EXERCISE: Copy each line below in which the string "this" occurs.

-- Start of MATERIAL PROVIDED --

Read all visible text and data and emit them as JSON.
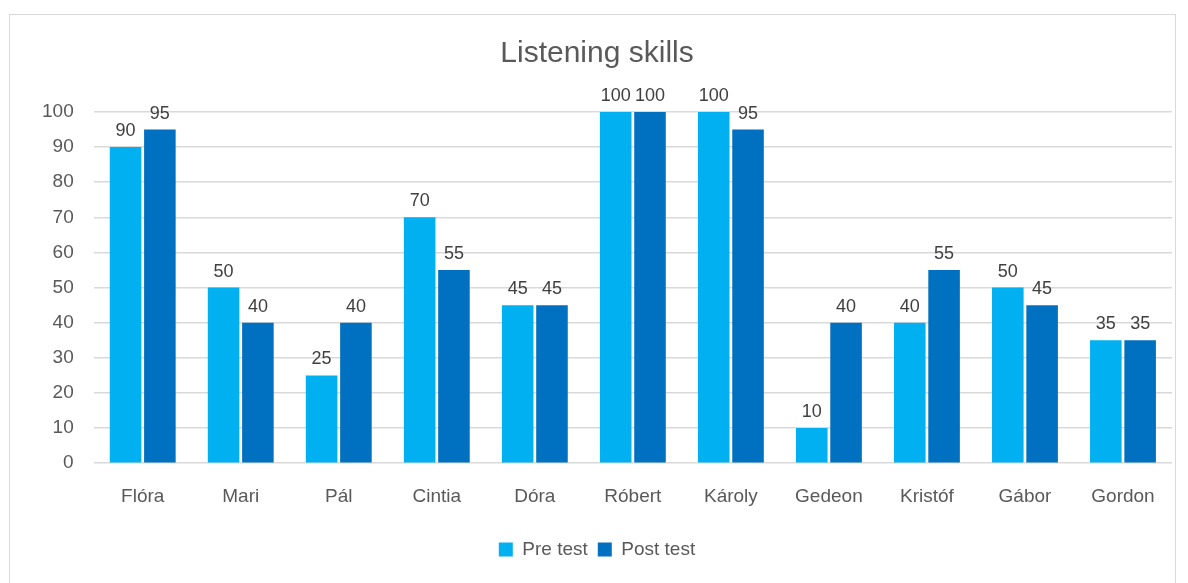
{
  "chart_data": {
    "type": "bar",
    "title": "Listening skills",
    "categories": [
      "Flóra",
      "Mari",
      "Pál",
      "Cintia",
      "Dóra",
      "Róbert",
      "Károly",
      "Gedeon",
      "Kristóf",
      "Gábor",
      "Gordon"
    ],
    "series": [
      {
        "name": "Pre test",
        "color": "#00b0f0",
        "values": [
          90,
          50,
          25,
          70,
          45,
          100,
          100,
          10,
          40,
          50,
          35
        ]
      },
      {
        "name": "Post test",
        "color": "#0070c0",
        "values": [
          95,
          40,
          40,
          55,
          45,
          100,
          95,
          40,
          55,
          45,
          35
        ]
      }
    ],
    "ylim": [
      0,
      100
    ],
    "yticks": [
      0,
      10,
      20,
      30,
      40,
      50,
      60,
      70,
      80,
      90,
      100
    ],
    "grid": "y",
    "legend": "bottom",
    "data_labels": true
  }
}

-- End of MATERIAL PROVIDED --
-- Start of MATERIAL PROVIDED --

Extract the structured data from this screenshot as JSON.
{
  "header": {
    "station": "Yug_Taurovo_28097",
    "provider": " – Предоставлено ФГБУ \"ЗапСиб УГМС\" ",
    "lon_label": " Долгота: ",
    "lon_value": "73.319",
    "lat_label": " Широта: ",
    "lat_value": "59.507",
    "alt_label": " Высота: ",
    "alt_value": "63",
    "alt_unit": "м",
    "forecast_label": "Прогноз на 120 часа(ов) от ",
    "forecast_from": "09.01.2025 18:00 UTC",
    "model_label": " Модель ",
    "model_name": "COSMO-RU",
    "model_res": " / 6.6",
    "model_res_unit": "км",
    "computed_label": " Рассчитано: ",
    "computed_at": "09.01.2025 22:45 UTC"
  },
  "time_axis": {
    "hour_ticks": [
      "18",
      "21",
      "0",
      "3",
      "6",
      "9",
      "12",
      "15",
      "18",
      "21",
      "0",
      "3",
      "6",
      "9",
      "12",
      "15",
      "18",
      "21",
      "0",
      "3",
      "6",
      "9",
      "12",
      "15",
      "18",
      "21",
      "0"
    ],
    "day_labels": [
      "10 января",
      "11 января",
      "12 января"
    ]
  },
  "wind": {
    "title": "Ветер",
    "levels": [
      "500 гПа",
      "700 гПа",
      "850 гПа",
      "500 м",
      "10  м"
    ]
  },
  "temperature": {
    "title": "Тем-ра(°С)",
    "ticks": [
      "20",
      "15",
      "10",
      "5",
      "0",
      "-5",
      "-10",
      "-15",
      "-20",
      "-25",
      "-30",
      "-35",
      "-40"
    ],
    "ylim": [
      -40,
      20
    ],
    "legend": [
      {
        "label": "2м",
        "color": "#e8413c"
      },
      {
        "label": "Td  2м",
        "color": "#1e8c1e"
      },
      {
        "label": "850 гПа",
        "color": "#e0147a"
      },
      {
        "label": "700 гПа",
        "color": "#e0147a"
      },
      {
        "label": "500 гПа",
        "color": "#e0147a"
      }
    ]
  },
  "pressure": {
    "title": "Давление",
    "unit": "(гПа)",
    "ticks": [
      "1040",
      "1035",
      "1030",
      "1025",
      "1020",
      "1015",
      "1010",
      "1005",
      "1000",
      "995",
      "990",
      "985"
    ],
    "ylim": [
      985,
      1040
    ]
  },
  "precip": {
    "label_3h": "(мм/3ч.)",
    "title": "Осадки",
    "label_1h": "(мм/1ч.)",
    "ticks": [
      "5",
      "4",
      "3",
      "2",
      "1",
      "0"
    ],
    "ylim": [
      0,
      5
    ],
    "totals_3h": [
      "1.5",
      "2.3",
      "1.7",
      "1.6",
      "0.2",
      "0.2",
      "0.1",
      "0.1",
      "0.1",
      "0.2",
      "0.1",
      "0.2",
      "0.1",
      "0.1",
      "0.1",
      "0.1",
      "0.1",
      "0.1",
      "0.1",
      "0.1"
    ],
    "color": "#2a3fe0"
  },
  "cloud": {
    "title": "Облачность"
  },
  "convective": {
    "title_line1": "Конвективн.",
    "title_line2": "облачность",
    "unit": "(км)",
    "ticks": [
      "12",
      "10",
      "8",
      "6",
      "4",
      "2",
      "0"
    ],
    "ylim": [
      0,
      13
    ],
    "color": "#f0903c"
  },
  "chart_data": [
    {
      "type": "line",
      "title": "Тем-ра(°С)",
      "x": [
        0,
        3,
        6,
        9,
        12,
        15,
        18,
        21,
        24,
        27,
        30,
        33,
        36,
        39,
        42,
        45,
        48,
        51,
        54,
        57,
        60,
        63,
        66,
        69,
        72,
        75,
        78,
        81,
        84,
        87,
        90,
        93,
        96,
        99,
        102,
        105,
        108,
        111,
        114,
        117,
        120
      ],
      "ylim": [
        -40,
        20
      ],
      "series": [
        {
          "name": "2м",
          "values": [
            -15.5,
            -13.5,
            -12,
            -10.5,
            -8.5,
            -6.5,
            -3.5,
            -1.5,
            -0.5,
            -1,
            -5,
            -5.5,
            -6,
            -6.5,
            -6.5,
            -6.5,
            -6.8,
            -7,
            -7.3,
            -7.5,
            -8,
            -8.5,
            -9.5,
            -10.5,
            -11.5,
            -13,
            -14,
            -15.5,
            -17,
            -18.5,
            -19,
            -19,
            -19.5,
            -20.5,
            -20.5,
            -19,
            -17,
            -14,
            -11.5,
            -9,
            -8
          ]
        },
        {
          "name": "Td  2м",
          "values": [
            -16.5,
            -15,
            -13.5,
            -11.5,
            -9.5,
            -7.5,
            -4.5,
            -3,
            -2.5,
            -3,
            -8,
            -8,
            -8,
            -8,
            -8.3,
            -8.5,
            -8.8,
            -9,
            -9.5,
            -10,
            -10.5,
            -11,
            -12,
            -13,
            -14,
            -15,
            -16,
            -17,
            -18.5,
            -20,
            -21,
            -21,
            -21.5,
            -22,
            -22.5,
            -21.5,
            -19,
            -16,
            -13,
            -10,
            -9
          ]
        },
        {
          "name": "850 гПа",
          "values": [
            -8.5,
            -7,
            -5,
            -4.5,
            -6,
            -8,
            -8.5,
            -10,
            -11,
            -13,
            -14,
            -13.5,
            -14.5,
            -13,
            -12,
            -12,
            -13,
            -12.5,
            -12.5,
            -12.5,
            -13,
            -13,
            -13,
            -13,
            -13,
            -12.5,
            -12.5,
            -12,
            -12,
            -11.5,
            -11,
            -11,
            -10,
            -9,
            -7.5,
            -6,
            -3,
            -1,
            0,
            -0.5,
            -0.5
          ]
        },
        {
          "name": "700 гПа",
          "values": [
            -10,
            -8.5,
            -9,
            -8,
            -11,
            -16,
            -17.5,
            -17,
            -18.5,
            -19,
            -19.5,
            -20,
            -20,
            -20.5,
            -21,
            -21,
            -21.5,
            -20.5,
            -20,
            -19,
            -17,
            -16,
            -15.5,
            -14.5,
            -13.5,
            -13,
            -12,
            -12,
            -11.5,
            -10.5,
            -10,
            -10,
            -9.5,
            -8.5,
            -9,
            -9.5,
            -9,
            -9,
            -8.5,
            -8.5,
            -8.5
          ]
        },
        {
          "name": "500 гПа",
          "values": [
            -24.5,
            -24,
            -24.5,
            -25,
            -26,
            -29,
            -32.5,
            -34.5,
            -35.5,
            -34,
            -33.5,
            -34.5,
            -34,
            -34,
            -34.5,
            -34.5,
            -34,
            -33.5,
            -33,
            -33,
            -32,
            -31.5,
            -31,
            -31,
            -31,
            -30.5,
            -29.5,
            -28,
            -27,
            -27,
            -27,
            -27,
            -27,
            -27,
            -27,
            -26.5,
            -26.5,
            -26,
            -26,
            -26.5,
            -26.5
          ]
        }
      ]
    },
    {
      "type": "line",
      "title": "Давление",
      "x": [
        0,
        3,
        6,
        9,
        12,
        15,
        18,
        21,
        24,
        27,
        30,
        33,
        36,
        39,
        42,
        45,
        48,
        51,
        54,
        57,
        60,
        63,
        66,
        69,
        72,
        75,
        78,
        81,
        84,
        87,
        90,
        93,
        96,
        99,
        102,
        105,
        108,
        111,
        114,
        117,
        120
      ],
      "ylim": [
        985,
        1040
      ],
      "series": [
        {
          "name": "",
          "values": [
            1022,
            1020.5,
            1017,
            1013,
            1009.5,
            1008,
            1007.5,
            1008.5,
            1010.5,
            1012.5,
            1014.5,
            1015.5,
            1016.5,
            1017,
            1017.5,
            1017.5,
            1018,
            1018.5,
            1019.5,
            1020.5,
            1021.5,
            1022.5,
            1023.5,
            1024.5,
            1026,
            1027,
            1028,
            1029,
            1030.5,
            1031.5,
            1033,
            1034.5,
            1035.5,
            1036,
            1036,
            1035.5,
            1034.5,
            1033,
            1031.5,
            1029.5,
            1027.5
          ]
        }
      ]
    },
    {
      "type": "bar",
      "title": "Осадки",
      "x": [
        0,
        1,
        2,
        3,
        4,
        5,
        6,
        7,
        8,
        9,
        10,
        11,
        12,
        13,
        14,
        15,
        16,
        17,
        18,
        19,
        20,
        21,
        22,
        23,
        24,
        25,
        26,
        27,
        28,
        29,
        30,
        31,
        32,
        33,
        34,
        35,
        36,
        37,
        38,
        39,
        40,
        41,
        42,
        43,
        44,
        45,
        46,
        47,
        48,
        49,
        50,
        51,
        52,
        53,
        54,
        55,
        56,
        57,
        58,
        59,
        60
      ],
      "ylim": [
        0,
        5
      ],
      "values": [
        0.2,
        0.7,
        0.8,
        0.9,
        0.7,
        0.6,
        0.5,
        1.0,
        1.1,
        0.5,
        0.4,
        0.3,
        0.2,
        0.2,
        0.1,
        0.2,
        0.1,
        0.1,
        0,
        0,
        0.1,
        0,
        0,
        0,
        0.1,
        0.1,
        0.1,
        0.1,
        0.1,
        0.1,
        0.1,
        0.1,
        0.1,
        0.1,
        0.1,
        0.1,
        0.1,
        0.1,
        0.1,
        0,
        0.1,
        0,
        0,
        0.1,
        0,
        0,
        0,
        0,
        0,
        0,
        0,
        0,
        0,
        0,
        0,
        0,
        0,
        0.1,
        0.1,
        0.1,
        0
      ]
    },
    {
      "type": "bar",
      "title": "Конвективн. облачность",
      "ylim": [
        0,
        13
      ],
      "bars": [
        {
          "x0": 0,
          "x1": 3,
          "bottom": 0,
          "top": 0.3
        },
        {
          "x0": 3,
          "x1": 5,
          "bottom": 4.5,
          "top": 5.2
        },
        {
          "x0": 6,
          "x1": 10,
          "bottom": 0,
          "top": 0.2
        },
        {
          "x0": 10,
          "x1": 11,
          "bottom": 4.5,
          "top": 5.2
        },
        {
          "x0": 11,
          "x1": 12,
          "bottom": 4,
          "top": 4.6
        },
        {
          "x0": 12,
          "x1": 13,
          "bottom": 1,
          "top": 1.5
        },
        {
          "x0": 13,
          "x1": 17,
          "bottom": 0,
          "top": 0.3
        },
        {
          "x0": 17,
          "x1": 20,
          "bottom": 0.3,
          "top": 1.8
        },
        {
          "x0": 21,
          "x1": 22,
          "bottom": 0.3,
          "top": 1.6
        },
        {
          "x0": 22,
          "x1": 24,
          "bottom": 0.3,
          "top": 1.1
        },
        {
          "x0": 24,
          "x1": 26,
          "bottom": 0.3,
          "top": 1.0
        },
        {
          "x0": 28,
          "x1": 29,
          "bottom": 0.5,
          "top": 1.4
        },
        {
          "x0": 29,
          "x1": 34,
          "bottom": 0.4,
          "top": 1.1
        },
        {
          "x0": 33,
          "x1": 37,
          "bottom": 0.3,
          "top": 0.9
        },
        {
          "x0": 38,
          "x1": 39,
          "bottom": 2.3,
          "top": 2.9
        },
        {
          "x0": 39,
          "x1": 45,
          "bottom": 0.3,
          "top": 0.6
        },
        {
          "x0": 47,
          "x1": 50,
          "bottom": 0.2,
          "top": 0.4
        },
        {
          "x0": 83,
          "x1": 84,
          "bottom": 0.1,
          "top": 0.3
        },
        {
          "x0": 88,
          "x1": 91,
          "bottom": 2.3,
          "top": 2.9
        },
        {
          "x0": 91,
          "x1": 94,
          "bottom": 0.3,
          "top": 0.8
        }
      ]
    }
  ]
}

-- End of MATERIAL PROVIDED --
-- Start of MATERIAL PROVIDED --

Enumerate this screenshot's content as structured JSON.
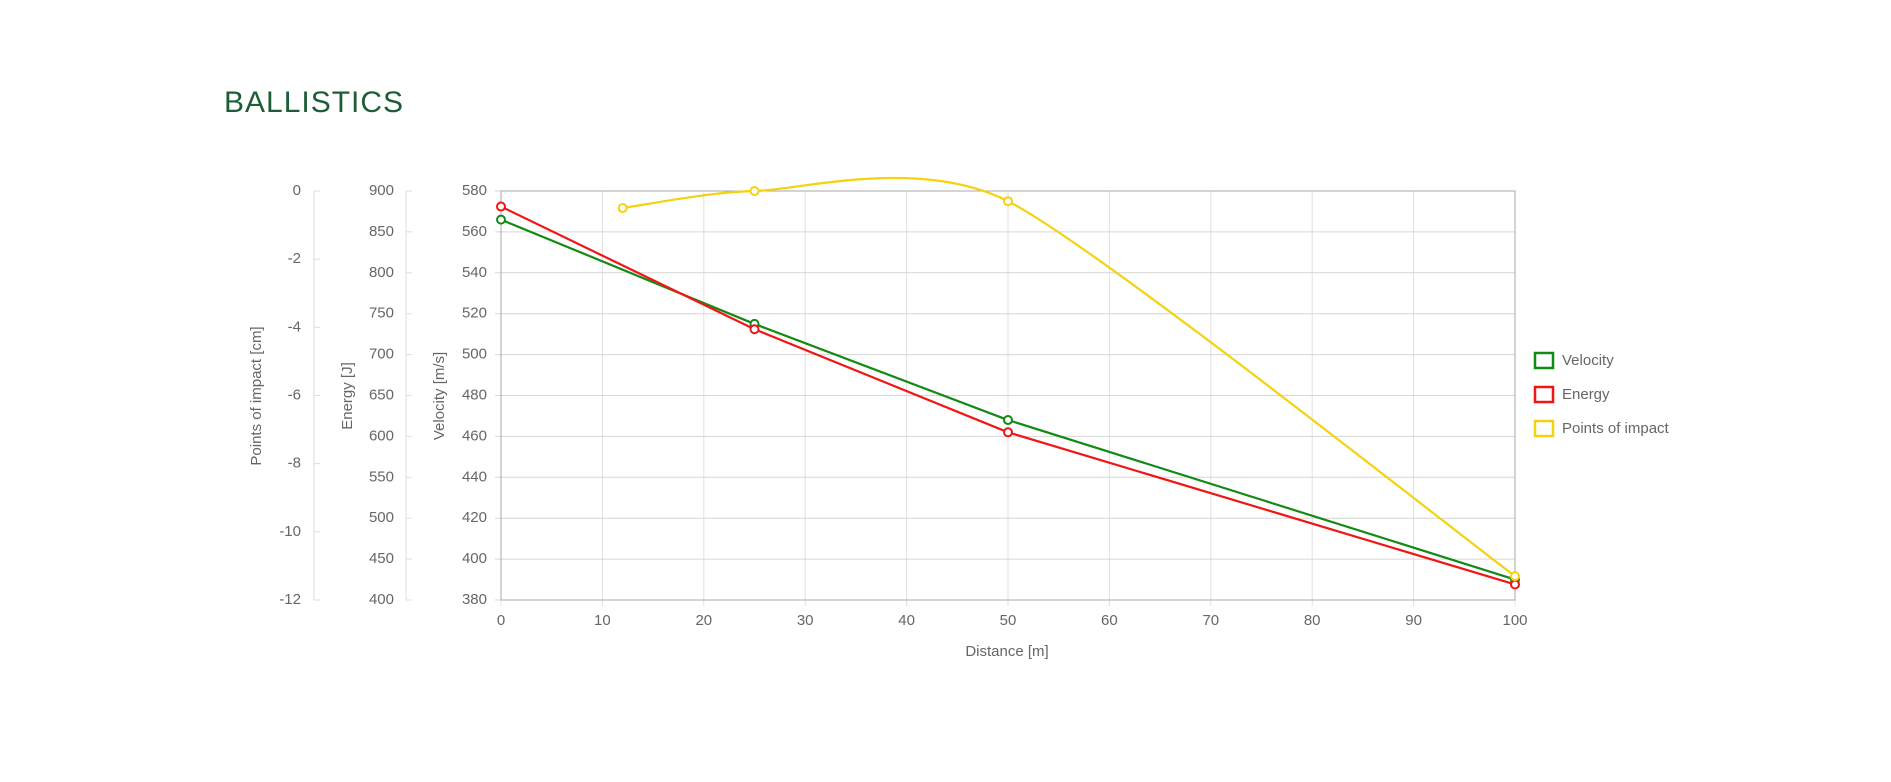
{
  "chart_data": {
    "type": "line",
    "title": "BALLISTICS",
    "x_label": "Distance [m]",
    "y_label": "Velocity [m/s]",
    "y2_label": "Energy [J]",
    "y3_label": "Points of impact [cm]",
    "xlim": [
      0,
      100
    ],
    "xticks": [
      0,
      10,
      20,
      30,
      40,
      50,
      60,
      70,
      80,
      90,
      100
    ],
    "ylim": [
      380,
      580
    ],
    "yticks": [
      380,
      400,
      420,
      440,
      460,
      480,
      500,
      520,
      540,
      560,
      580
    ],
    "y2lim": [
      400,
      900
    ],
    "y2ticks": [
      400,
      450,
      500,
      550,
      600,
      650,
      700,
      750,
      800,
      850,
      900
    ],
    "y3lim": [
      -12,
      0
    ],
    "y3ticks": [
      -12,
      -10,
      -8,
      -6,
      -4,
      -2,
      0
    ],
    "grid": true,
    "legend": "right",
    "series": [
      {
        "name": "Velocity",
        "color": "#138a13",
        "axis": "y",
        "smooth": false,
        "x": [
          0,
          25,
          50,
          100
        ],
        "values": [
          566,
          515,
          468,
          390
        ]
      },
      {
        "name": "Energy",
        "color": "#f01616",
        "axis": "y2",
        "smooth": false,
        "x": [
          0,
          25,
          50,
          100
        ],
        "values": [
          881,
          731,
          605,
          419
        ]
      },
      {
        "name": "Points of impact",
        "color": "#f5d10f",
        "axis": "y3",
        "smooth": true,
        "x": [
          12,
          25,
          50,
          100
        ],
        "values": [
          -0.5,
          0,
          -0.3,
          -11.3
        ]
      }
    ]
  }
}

-- End of MATERIAL PROVIDED --

TASK ANSWER:
Extract the structured data from this screenshot as JSON.
Enumerate this screenshot's content as structured JSON.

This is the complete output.